(Structured figure records)
* Begin *

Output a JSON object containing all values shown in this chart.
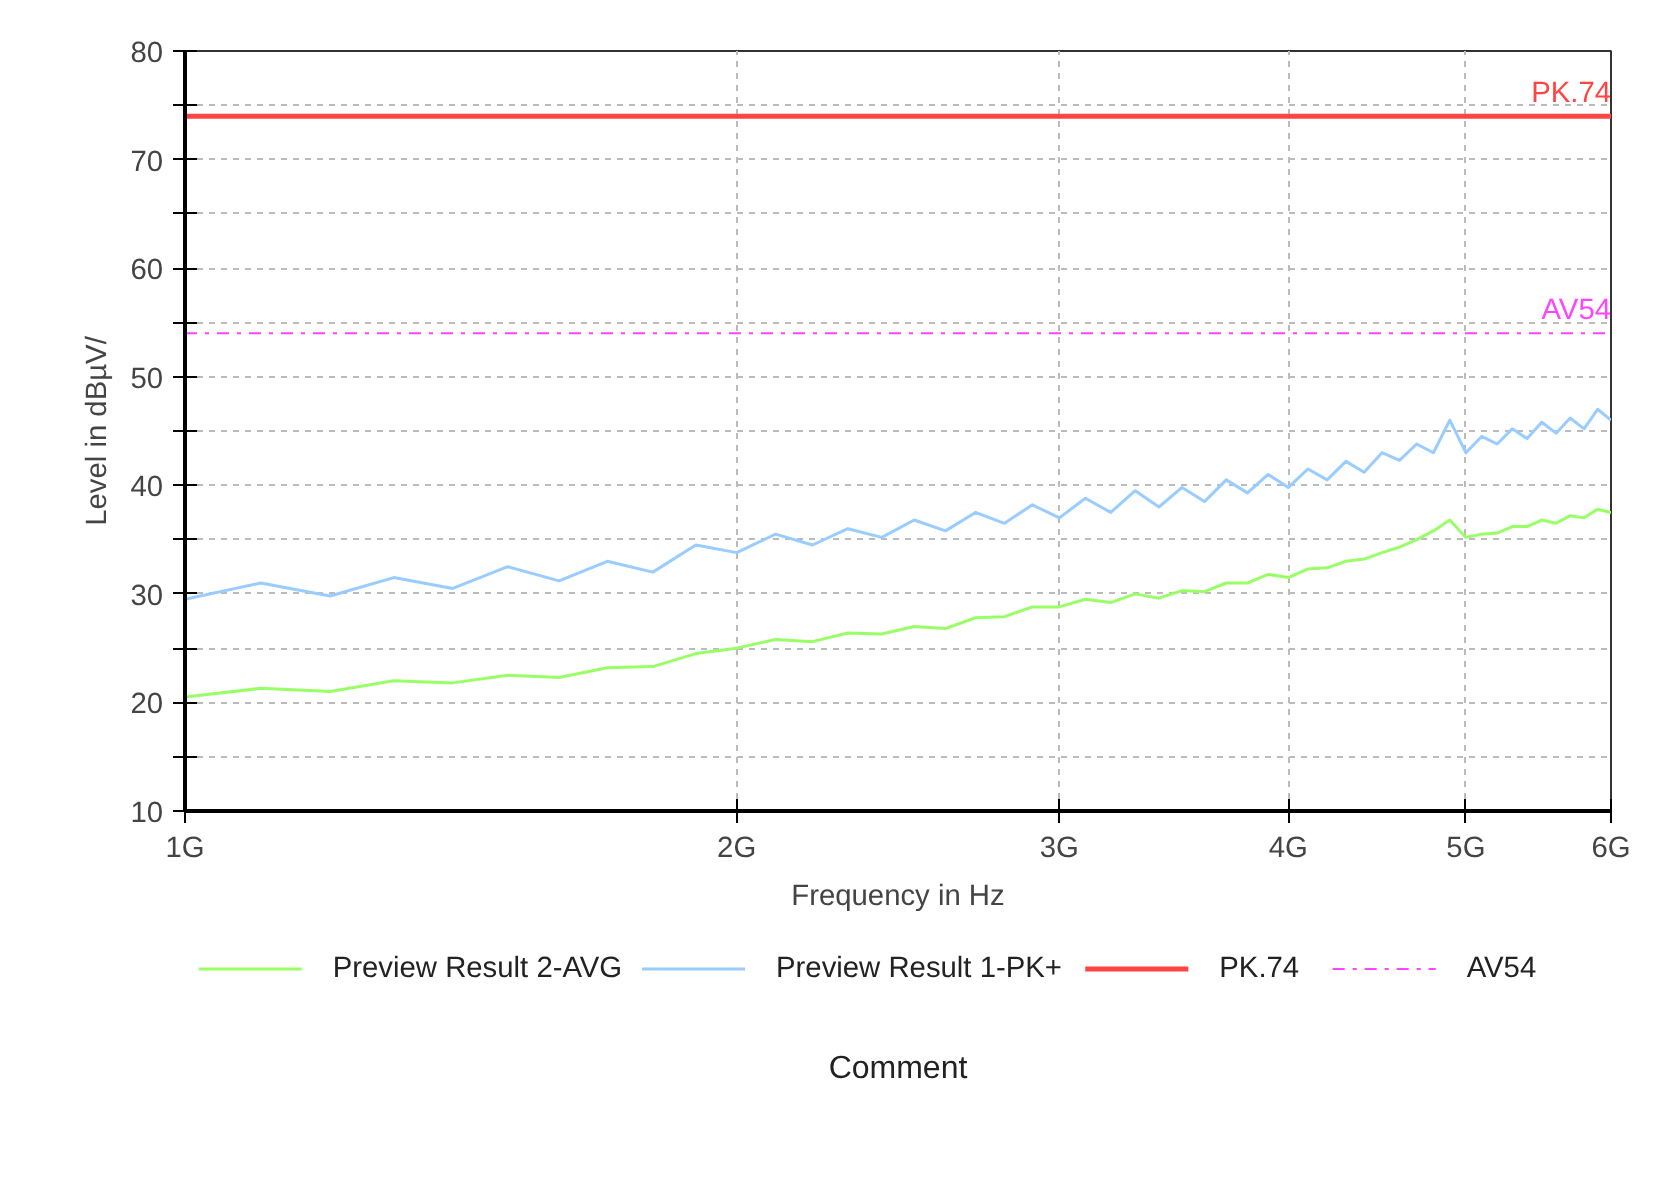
{
  "chart_data": {
    "type": "line",
    "xlabel": "Frequency in Hz",
    "ylabel": "Level in dBµV/",
    "log": "x",
    "grid": true,
    "legend": "bottom",
    "line_style": "solid",
    "marker": "none",
    "xlim": [
      1,
      6
    ],
    "ylim": [
      10,
      80
    ],
    "xticks": [
      {
        "value": 1,
        "label": "1G"
      },
      {
        "value": 2,
        "label": "2G"
      },
      {
        "value": 3,
        "label": "3G"
      },
      {
        "value": 4,
        "label": "4G"
      },
      {
        "value": 5,
        "label": "5G"
      },
      {
        "value": 6,
        "label": "6G"
      }
    ],
    "yticks": [
      10,
      {
        "value": 15,
        "label": null
      },
      20,
      {
        "value": 25,
        "label": null
      },
      30,
      {
        "value": 35,
        "label": null
      },
      40,
      {
        "value": 45,
        "label": null
      },
      50,
      {
        "value": 55,
        "label": null
      },
      60,
      {
        "value": 65,
        "label": null
      },
      70,
      {
        "value": 75,
        "label": null
      },
      80
    ],
    "x": [
      1.0,
      1.1,
      1.2,
      1.3,
      1.4,
      1.5,
      1.6,
      1.7,
      1.8,
      1.9,
      2.0,
      2.1,
      2.2,
      2.3,
      2.4,
      2.5,
      2.6,
      2.7,
      2.8,
      2.9,
      3.0,
      3.1,
      3.2,
      3.3,
      3.4,
      3.5,
      3.6,
      3.7,
      3.8,
      3.9,
      4.0,
      4.1,
      4.2,
      4.3,
      4.4,
      4.5,
      4.6,
      4.7,
      4.8,
      4.9,
      5.0,
      5.1,
      5.2,
      5.3,
      5.4,
      5.5,
      5.6,
      5.7,
      5.8,
      5.9,
      6.0
    ],
    "series": [
      {
        "name": "Preview Result 2-AVG",
        "color": "#99ff66",
        "values": [
          20.5,
          21.3,
          21,
          22,
          21.8,
          22.5,
          22.3,
          23.2,
          23.3,
          24.5,
          25,
          25.8,
          25.6,
          26.4,
          26.3,
          27,
          26.8,
          27.8,
          27.9,
          28.8,
          28.8,
          29.5,
          29.2,
          30,
          29.6,
          30.3,
          30.2,
          31,
          31,
          31.8,
          31.5,
          32.3,
          32.4,
          33,
          33.2,
          33.8,
          34.3,
          35,
          35.8,
          36.8,
          35.2,
          35.5,
          35.6,
          36.2,
          36.2,
          36.8,
          36.5,
          37.2,
          37,
          37.8,
          37.5
        ]
      },
      {
        "name": "Preview Result 1-PK+",
        "color": "#99ccff",
        "values": [
          29.5,
          31,
          29.8,
          31.5,
          30.5,
          32.5,
          31.2,
          33,
          32,
          34.5,
          33.8,
          35.5,
          34.5,
          36,
          35.2,
          36.8,
          35.8,
          37.5,
          36.5,
          38.2,
          37,
          38.8,
          37.5,
          39.5,
          38,
          39.8,
          38.5,
          40.5,
          39.3,
          41,
          39.8,
          41.5,
          40.5,
          42.2,
          41.2,
          43,
          42.3,
          43.8,
          43,
          46,
          43,
          44.5,
          43.8,
          45.2,
          44.3,
          45.8,
          44.8,
          46.2,
          45.2,
          47,
          46
        ]
      }
    ],
    "ref_lines": [
      {
        "axis": "y",
        "value": 74,
        "label": "PK.74",
        "color": "#ff4444",
        "line_style": "solid"
      },
      {
        "axis": "y",
        "value": 54,
        "label": "AV54",
        "color": "#ff44ff",
        "line_style": "dashdot"
      }
    ],
    "annotations": [
      "Comment"
    ]
  }
}
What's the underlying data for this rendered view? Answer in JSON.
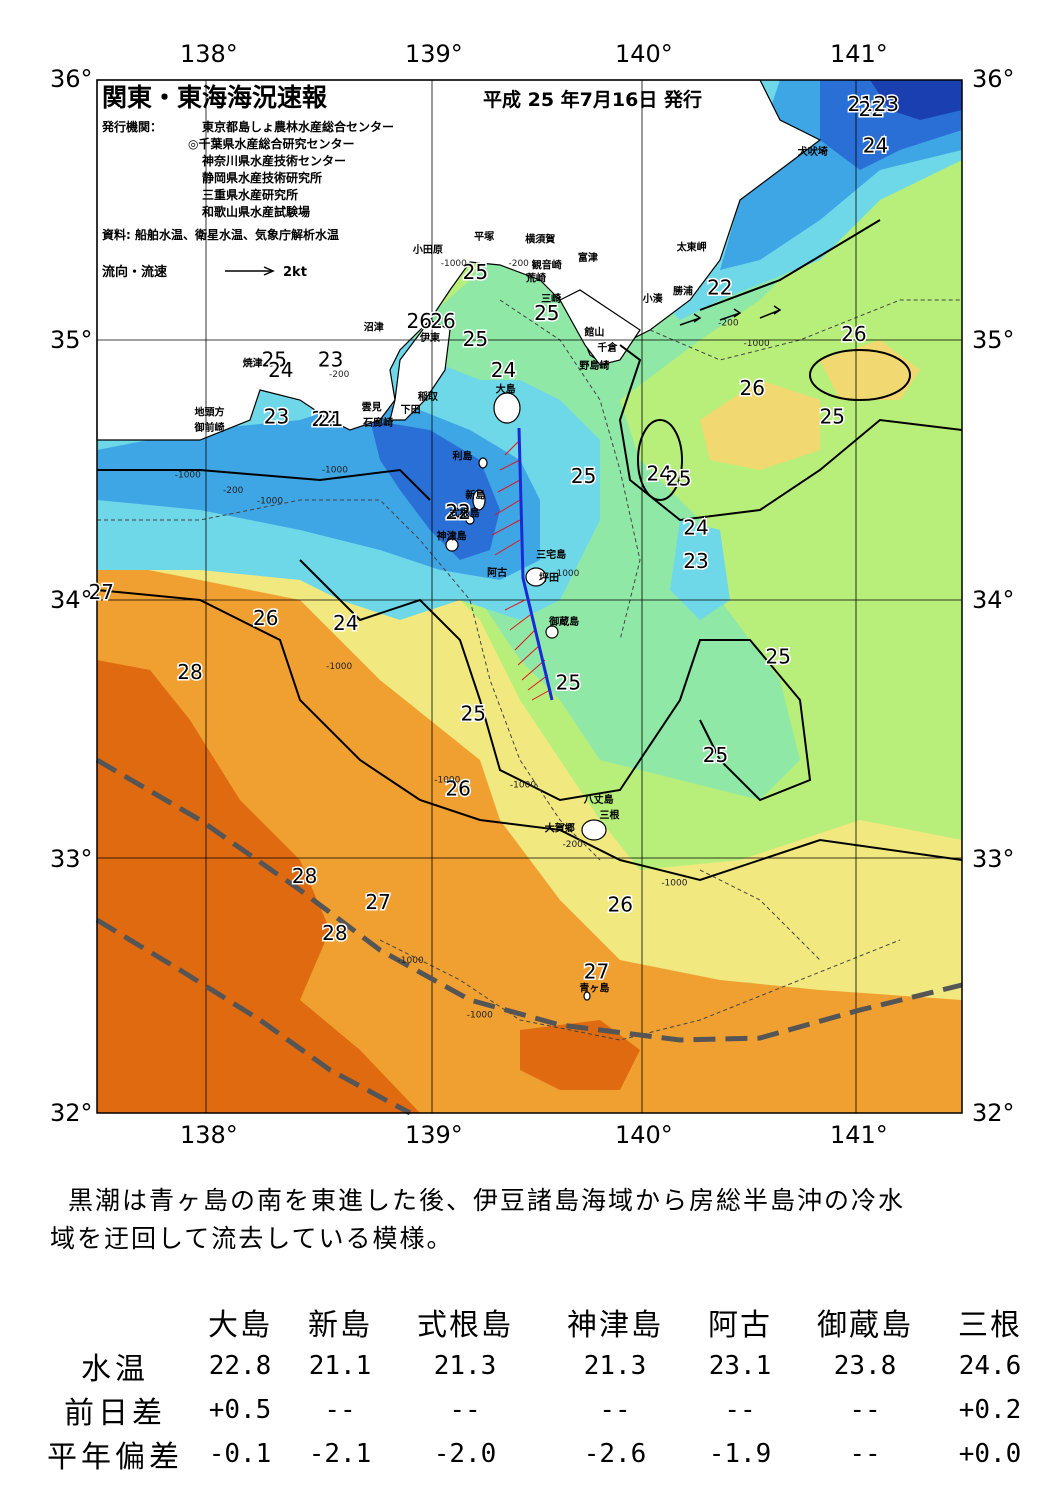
{
  "header": {
    "title": "関東・東海海況速報",
    "issue_date": "平成 25 年7月16日 発行",
    "publisher_label": "発行機関：",
    "publishers": [
      "東京都島しょ農林水産総合センター",
      "◎千葉県水産総合研究センター",
      "神奈川県水産技術センター",
      "静岡県水産技術研究所",
      "三重県水産研究所",
      "和歌山県水産試験場"
    ],
    "sources": "資料: 船舶水温、衛星水温、気象庁解析水温",
    "legend_label": "流向・流速",
    "legend_speed": "2kt"
  },
  "axes": {
    "lon_ticks": [
      "138°",
      "139°",
      "140°",
      "141°"
    ],
    "lat_ticks": [
      "36°",
      "35°",
      "34°",
      "33°",
      "32°"
    ],
    "lon_range": [
      137.5,
      141.5
    ],
    "lat_range": [
      32,
      36
    ]
  },
  "colors": {
    "land": "#ffffff",
    "temp_22": "#2a6fd6",
    "temp_23": "#3fa6e6",
    "temp_24": "#6fd8e8",
    "temp_25": "#8fe8a6",
    "temp_26": "#b8ef7a",
    "temp_27": "#f2e880",
    "temp_28": "#f0a030",
    "temp_29": "#e06a10",
    "kuroshio_line": "#555555",
    "track_line": "#1a2ad6",
    "current_vector": "#e0141e"
  },
  "temperature_labels": [
    {
      "text": "21",
      "lon": 141.03,
      "lat": 35.88
    },
    {
      "text": "22",
      "lon": 141.08,
      "lat": 35.86
    },
    {
      "text": "23",
      "lon": 141.15,
      "lat": 35.88
    },
    {
      "text": "24",
      "lon": 141.1,
      "lat": 35.72
    },
    {
      "text": "22",
      "lon": 140.38,
      "lat": 35.17
    },
    {
      "text": "25",
      "lon": 139.25,
      "lat": 35.23
    },
    {
      "text": "25",
      "lon": 139.58,
      "lat": 35.07
    },
    {
      "text": "26",
      "lon": 138.99,
      "lat": 35.04
    },
    {
      "text": "26",
      "lon": 139.1,
      "lat": 35.04
    },
    {
      "text": "25",
      "lon": 139.25,
      "lat": 34.97
    },
    {
      "text": "24",
      "lon": 139.38,
      "lat": 34.85
    },
    {
      "text": "25",
      "lon": 138.32,
      "lat": 34.89
    },
    {
      "text": "24",
      "lon": 138.35,
      "lat": 34.85
    },
    {
      "text": "23",
      "lon": 138.58,
      "lat": 34.89
    },
    {
      "text": "23",
      "lon": 138.33,
      "lat": 34.67
    },
    {
      "text": "22",
      "lon": 138.55,
      "lat": 34.66
    },
    {
      "text": "21",
      "lon": 138.58,
      "lat": 34.66
    },
    {
      "text": "26",
      "lon": 141.0,
      "lat": 34.99
    },
    {
      "text": "26",
      "lon": 140.53,
      "lat": 34.78
    },
    {
      "text": "25",
      "lon": 140.9,
      "lat": 34.67
    },
    {
      "text": "25",
      "lon": 139.75,
      "lat": 34.44
    },
    {
      "text": "24",
      "lon": 140.1,
      "lat": 34.45
    },
    {
      "text": "25",
      "lon": 140.19,
      "lat": 34.43
    },
    {
      "text": "22",
      "lon": 139.17,
      "lat": 34.3
    },
    {
      "text": "24",
      "lon": 140.27,
      "lat": 34.24
    },
    {
      "text": "23",
      "lon": 140.27,
      "lat": 34.11
    },
    {
      "text": "27",
      "lon": 137.52,
      "lat": 33.99
    },
    {
      "text": "26",
      "lon": 138.28,
      "lat": 33.89
    },
    {
      "text": "24",
      "lon": 138.65,
      "lat": 33.87
    },
    {
      "text": "25",
      "lon": 140.65,
      "lat": 33.74
    },
    {
      "text": "28",
      "lon": 137.93,
      "lat": 33.68
    },
    {
      "text": "25",
      "lon": 139.68,
      "lat": 33.64
    },
    {
      "text": "25",
      "lon": 139.24,
      "lat": 33.52
    },
    {
      "text": "25",
      "lon": 140.36,
      "lat": 33.36
    },
    {
      "text": "26",
      "lon": 139.17,
      "lat": 33.23
    },
    {
      "text": "28",
      "lon": 138.46,
      "lat": 32.89
    },
    {
      "text": "27",
      "lon": 138.8,
      "lat": 32.79
    },
    {
      "text": "26",
      "lon": 139.92,
      "lat": 32.78
    },
    {
      "text": "28",
      "lon": 138.6,
      "lat": 32.67
    },
    {
      "text": "27",
      "lon": 139.81,
      "lat": 32.52
    }
  ],
  "place_names": [
    {
      "text": "犬吠埼",
      "lon": 140.81,
      "lat": 35.71
    },
    {
      "text": "太東岬",
      "lon": 140.25,
      "lat": 35.34
    },
    {
      "text": "勝浦",
      "lon": 140.21,
      "lat": 35.17
    },
    {
      "text": "小湊",
      "lon": 140.07,
      "lat": 35.14
    },
    {
      "text": "富津",
      "lon": 139.77,
      "lat": 35.3
    },
    {
      "text": "横須賀",
      "lon": 139.55,
      "lat": 35.37
    },
    {
      "text": "平塚",
      "lon": 139.29,
      "lat": 35.38
    },
    {
      "text": "小田原",
      "lon": 139.03,
      "lat": 35.33
    },
    {
      "text": "観音崎",
      "lon": 139.58,
      "lat": 35.27
    },
    {
      "text": "荒崎",
      "lon": 139.53,
      "lat": 35.22
    },
    {
      "text": "三崎",
      "lon": 139.6,
      "lat": 35.14
    },
    {
      "text": "館山",
      "lon": 139.8,
      "lat": 35.01
    },
    {
      "text": "千倉",
      "lon": 139.86,
      "lat": 34.95
    },
    {
      "text": "野島崎",
      "lon": 139.8,
      "lat": 34.88
    },
    {
      "text": "沼津",
      "lon": 138.78,
      "lat": 35.03
    },
    {
      "text": "伊東",
      "lon": 139.04,
      "lat": 34.99
    },
    {
      "text": "大島",
      "lon": 139.39,
      "lat": 34.79
    },
    {
      "text": "焼津",
      "lon": 138.22,
      "lat": 34.89
    },
    {
      "text": "稲取",
      "lon": 139.03,
      "lat": 34.76
    },
    {
      "text": "下田",
      "lon": 138.95,
      "lat": 34.71
    },
    {
      "text": "雲見",
      "lon": 138.77,
      "lat": 34.72
    },
    {
      "text": "石廊崎",
      "lon": 138.8,
      "lat": 34.66
    },
    {
      "text": "地頭方",
      "lon": 138.02,
      "lat": 34.7
    },
    {
      "text": "御前崎",
      "lon": 138.02,
      "lat": 34.64
    },
    {
      "text": "利島",
      "lon": 139.19,
      "lat": 34.53
    },
    {
      "text": "新島",
      "lon": 139.25,
      "lat": 34.38
    },
    {
      "text": "式根島",
      "lon": 139.2,
      "lat": 34.31
    },
    {
      "text": "神津島",
      "lon": 139.14,
      "lat": 34.22
    },
    {
      "text": "三宅島",
      "lon": 139.6,
      "lat": 34.15
    },
    {
      "text": "阿古",
      "lon": 139.35,
      "lat": 34.08
    },
    {
      "text": "坪田",
      "lon": 139.59,
      "lat": 34.06
    },
    {
      "text": "御蔵島",
      "lon": 139.66,
      "lat": 33.89
    },
    {
      "text": "八丈島",
      "lon": 139.82,
      "lat": 33.2
    },
    {
      "text": "三根",
      "lon": 139.87,
      "lat": 33.14
    },
    {
      "text": "大賀郷",
      "lon": 139.64,
      "lat": 33.09
    },
    {
      "text": "青ヶ島",
      "lon": 139.8,
      "lat": 32.47
    }
  ],
  "depth_labels": [
    {
      "text": "-1000",
      "lon": 139.15,
      "lat": 35.28
    },
    {
      "text": "-200",
      "lon": 139.45,
      "lat": 35.28
    },
    {
      "text": "-200",
      "lon": 140.42,
      "lat": 35.05
    },
    {
      "text": "-1000",
      "lon": 140.55,
      "lat": 34.97
    },
    {
      "text": "-200",
      "lon": 138.62,
      "lat": 34.85
    },
    {
      "text": "-200",
      "lon": 138.13,
      "lat": 34.4
    },
    {
      "text": "-1000",
      "lon": 137.92,
      "lat": 34.46
    },
    {
      "text": "-1000",
      "lon": 138.3,
      "lat": 34.36
    },
    {
      "text": "-1000",
      "lon": 138.6,
      "lat": 34.48
    },
    {
      "text": "-1000",
      "lon": 139.67,
      "lat": 34.08
    },
    {
      "text": "-1000",
      "lon": 138.62,
      "lat": 33.72
    },
    {
      "text": "-1000",
      "lon": 139.12,
      "lat": 33.28
    },
    {
      "text": "-1000",
      "lon": 139.47,
      "lat": 33.26
    },
    {
      "text": "-200",
      "lon": 139.7,
      "lat": 33.03
    },
    {
      "text": "-1000",
      "lon": 140.17,
      "lat": 32.88
    },
    {
      "text": "-1000",
      "lon": 138.95,
      "lat": 32.58
    },
    {
      "text": "-1000",
      "lon": 139.27,
      "lat": 32.37
    }
  ],
  "summary": {
    "line1": "黒潮は青ヶ島の南を東進した後、伊豆諸島海域から房総半島沖の冷水",
    "line2": "域を迂回して流去している模様。"
  },
  "station_table": {
    "stations": [
      "大島",
      "新島",
      "式根島",
      "神津島",
      "阿古",
      "御蔵島",
      "三根"
    ],
    "rows": [
      {
        "label": "水温",
        "values": [
          "22.8",
          "21.1",
          "21.3",
          "21.3",
          "23.1",
          "23.8",
          "24.6"
        ]
      },
      {
        "label": "前日差",
        "values": [
          "+0.5",
          "--",
          "--",
          "--",
          "--",
          "--",
          "+0.2"
        ]
      },
      {
        "label": "平年偏差",
        "values": [
          "-0.1",
          "-2.1",
          "-2.0",
          "-2.6",
          "-1.9",
          "--",
          "+0.0"
        ]
      }
    ]
  }
}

* End *

Identify the lines above with the word "Preview". Copy them.

        "name": "Preview Result 2-AVG",
        "name": "Preview Result 1-PK+",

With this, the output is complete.